▸ Material provided:

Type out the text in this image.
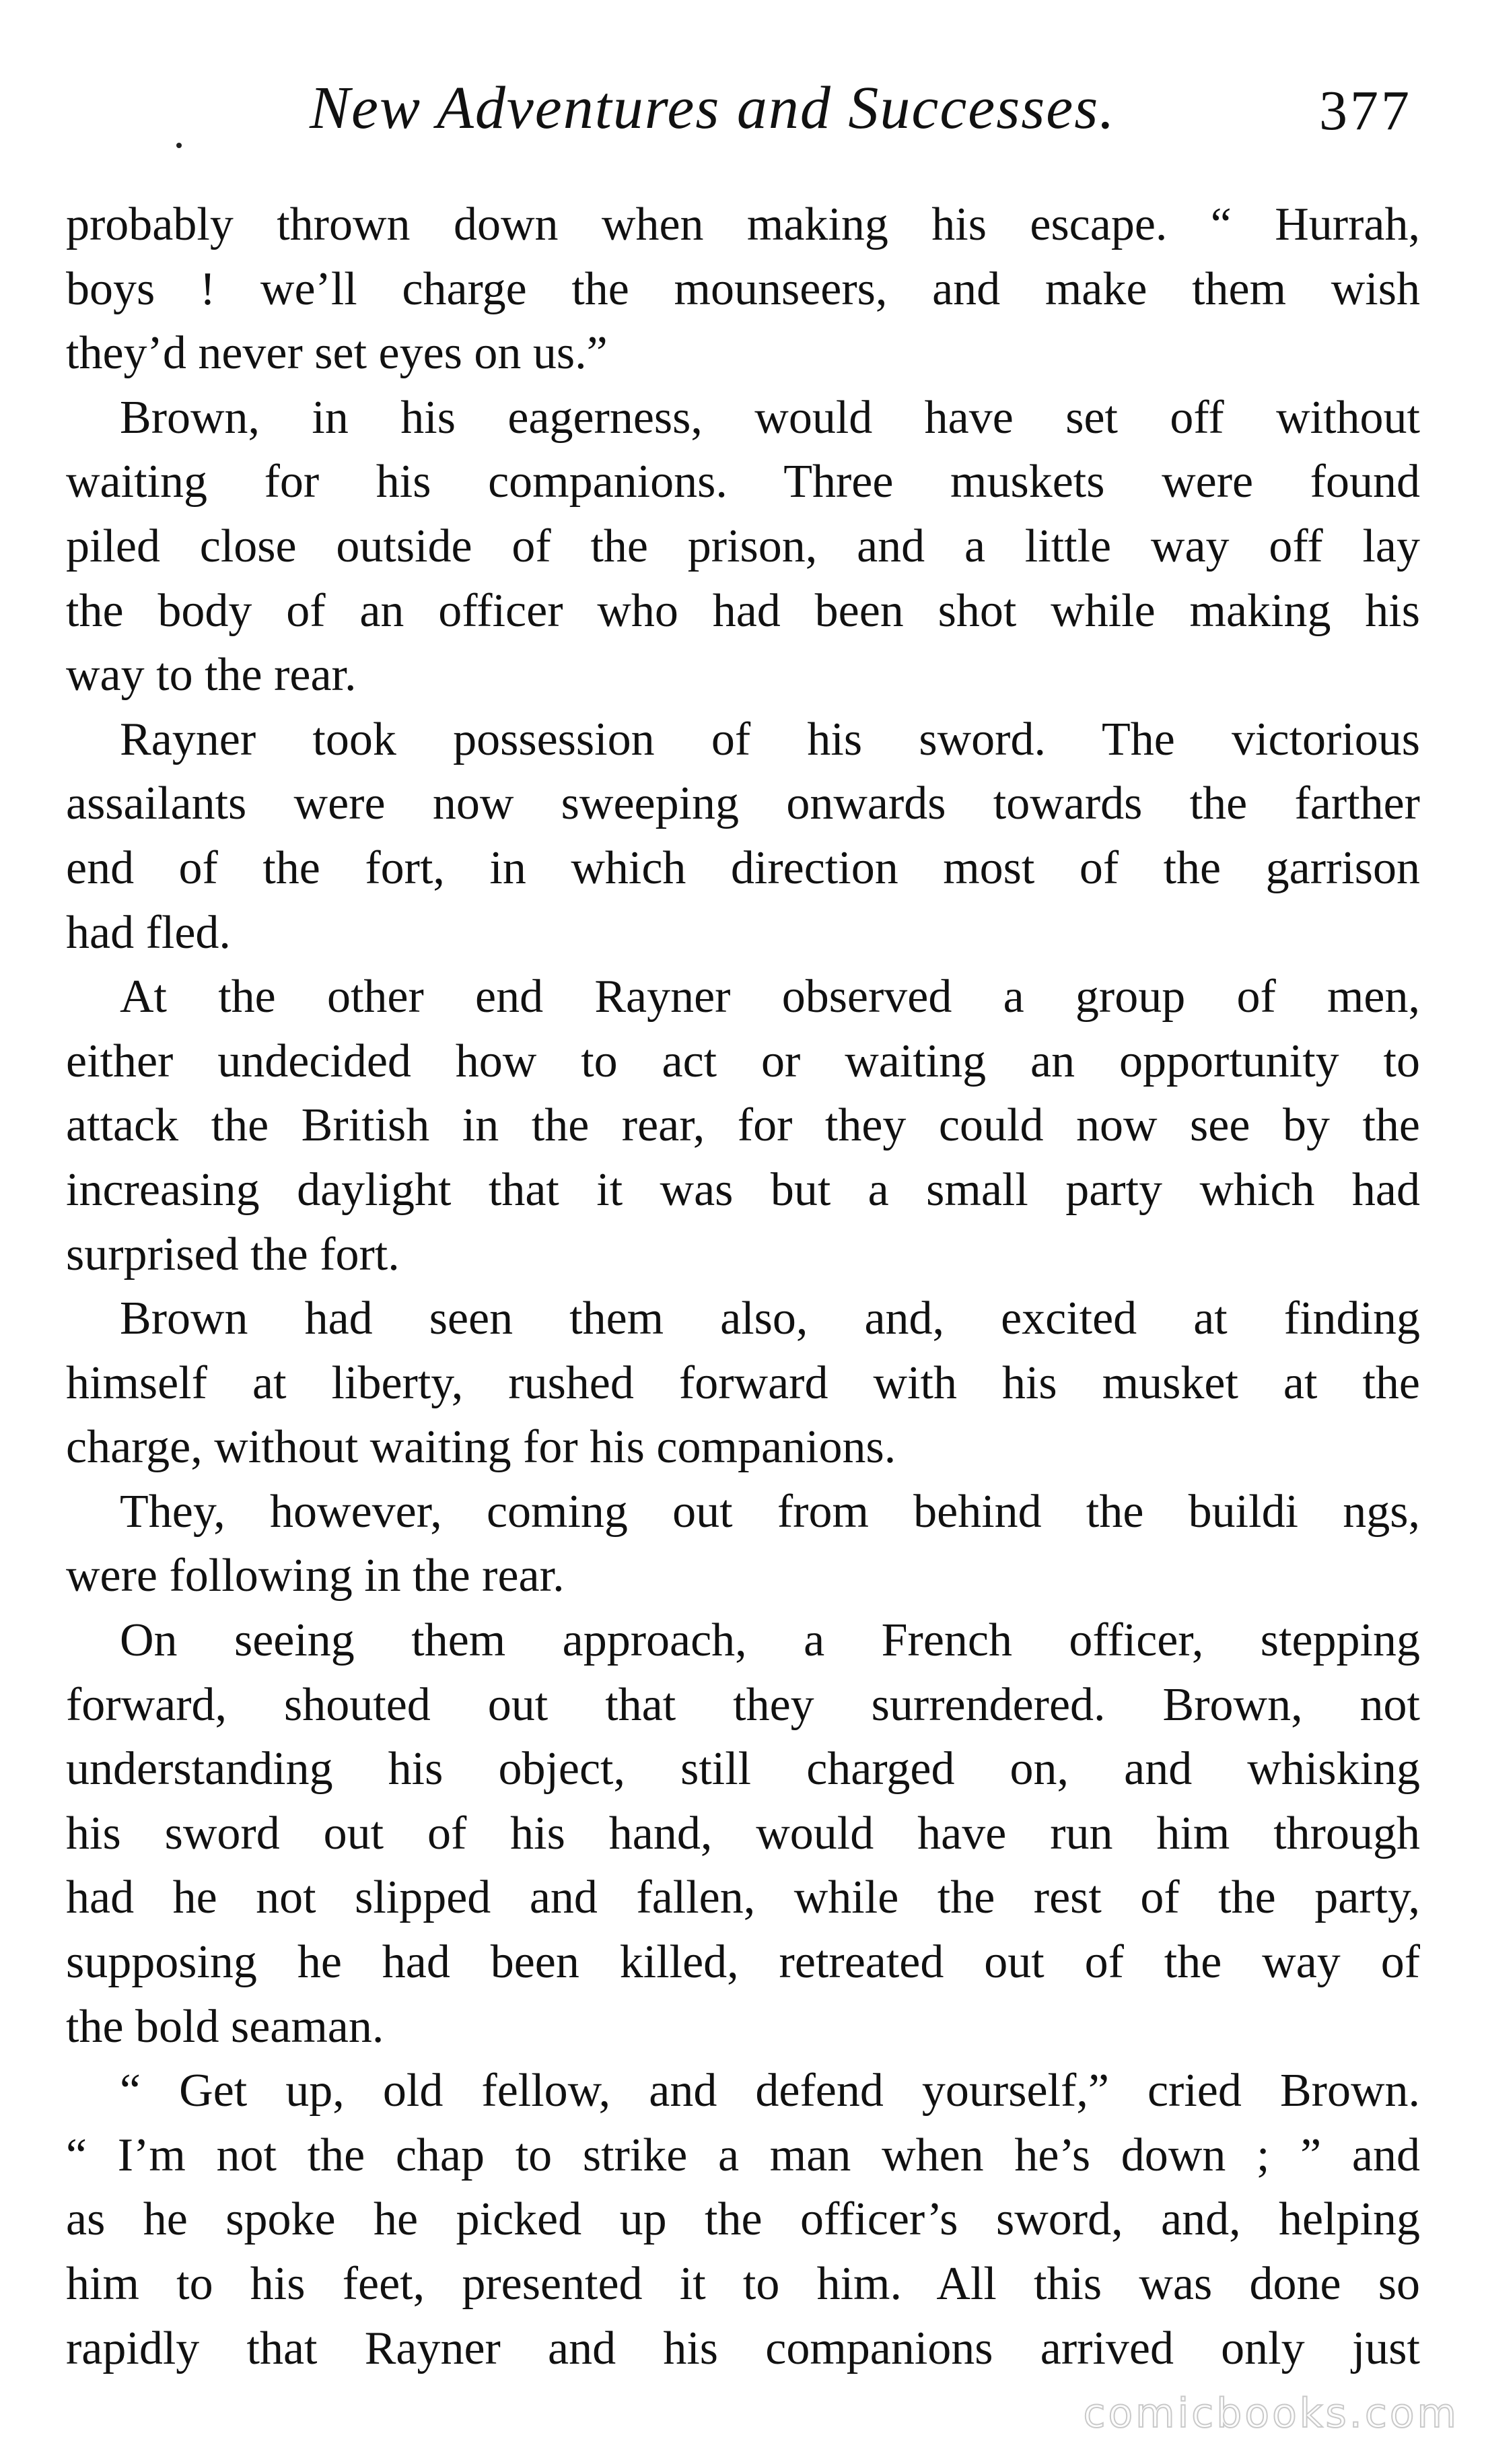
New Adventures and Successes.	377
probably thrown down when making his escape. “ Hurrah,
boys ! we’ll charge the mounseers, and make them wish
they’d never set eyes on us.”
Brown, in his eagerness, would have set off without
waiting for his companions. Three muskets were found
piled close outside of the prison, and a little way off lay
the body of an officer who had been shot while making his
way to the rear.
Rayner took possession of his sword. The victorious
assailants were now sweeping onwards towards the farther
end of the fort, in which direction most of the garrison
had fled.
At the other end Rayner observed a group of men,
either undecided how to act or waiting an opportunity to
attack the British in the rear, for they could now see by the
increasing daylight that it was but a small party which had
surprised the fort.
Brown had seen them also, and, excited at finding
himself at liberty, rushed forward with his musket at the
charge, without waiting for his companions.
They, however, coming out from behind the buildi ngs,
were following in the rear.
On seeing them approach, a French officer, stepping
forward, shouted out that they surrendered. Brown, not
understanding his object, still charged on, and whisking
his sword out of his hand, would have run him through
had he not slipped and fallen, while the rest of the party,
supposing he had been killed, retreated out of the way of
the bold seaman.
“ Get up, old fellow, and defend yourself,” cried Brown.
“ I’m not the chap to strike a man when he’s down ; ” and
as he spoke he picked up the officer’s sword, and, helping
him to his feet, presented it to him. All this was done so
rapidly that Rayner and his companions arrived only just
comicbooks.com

▸ Challenge: Keep only those lines of the records that hold "officer", and return them.

▸ Written response:
the body of an officer who had been shot while making his
On seeing them approach, a French officer, stepping
as he spoke he picked up the officer’s sword, and, helping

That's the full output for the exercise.